## RAW RECORDS
+++

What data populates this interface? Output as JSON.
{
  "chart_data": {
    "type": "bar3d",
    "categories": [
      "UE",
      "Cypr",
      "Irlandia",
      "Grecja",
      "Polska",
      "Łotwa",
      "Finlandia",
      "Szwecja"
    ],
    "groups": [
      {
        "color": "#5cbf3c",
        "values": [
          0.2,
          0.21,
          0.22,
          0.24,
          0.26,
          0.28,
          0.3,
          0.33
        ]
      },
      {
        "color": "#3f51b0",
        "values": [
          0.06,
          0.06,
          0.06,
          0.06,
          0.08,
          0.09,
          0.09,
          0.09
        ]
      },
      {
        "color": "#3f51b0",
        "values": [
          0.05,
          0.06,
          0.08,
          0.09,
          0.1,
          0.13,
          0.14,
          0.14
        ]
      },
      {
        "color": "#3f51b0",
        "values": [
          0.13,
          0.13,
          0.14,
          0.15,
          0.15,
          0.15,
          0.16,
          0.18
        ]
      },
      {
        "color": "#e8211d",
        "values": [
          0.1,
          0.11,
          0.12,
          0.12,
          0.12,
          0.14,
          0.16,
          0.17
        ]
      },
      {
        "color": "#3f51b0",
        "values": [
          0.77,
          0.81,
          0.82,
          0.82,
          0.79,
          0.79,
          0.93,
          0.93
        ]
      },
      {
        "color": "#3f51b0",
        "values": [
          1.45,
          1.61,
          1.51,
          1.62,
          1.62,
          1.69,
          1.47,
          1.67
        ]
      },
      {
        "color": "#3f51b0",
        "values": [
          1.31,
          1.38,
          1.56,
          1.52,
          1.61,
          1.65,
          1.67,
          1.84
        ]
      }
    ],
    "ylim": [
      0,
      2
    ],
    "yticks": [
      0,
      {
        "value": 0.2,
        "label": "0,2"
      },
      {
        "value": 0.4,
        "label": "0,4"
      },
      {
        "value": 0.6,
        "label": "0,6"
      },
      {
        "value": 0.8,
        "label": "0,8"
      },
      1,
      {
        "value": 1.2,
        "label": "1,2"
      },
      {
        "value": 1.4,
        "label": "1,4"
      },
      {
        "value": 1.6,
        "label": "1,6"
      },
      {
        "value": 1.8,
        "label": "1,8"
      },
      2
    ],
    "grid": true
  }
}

+++

## WHAT TO DO
Make an exact copy of the listing, including every line.

## RESPONSE TO THIS EXERCISE
What data populates this interface? Output as JSON.
{
  "chart_data": {
    "type": "bar3d",
    "categories": [
      "UE",
      "Cypr",
      "Irlandia",
      "Grecja",
      "Polska",
      "Łotwa",
      "Finlandia",
      "Szwecja"
    ],
    "groups": [
      {
        "color": "#5cbf3c",
        "values": [
          0.2,
          0.21,
          0.22,
          0.24,
          0.26,
          0.28,
          0.3,
          0.33
        ]
      },
      {
        "color": "#3f51b0",
        "values": [
          0.06,
          0.06,
          0.06,
          0.06,
          0.08,
          0.09,
          0.09,
          0.09
        ]
      },
      {
        "color": "#3f51b0",
        "values": [
          0.05,
          0.06,
          0.08,
          0.09,
          0.1,
          0.13,
          0.14,
          0.14
        ]
      },
      {
        "color": "#3f51b0",
        "values": [
          0.13,
          0.13,
          0.14,
          0.15,
          0.15,
          0.15,
          0.16,
          0.18
        ]
      },
      {
        "color": "#e8211d",
        "values": [
          0.1,
          0.11,
          0.12,
          0.12,
          0.12,
          0.14,
          0.16,
          0.17
        ]
      },
      {
        "color": "#3f51b0",
        "values": [
          0.77,
          0.81,
          0.82,
          0.82,
          0.79,
          0.79,
          0.93,
          0.93
        ]
      },
      {
        "color": "#3f51b0",
        "values": [
          1.45,
          1.61,
          1.51,
          1.62,
          1.62,
          1.69,
          1.47,
          1.67
        ]
      },
      {
        "color": "#3f51b0",
        "values": [
          1.31,
          1.38,
          1.56,
          1.52,
          1.61,
          1.65,
          1.67,
          1.84
        ]
      }
    ],
    "ylim": [
      0,
      2
    ],
    "yticks": [
      0,
      {
        "value": 0.2,
        "label": "0,2"
      },
      {
        "value": 0.4,
        "label": "0,4"
      },
      {
        "value": 0.6,
        "label": "0,6"
      },
      {
        "value": 0.8,
        "label": "0,8"
      },
      1,
      {
        "value": 1.2,
        "label": "1,2"
      },
      {
        "value": 1.4,
        "label": "1,4"
      },
      {
        "value": 1.6,
        "label": "1,6"
      },
      {
        "value": 1.8,
        "label": "1,8"
      },
      2
    ],
    "grid": true
  }
}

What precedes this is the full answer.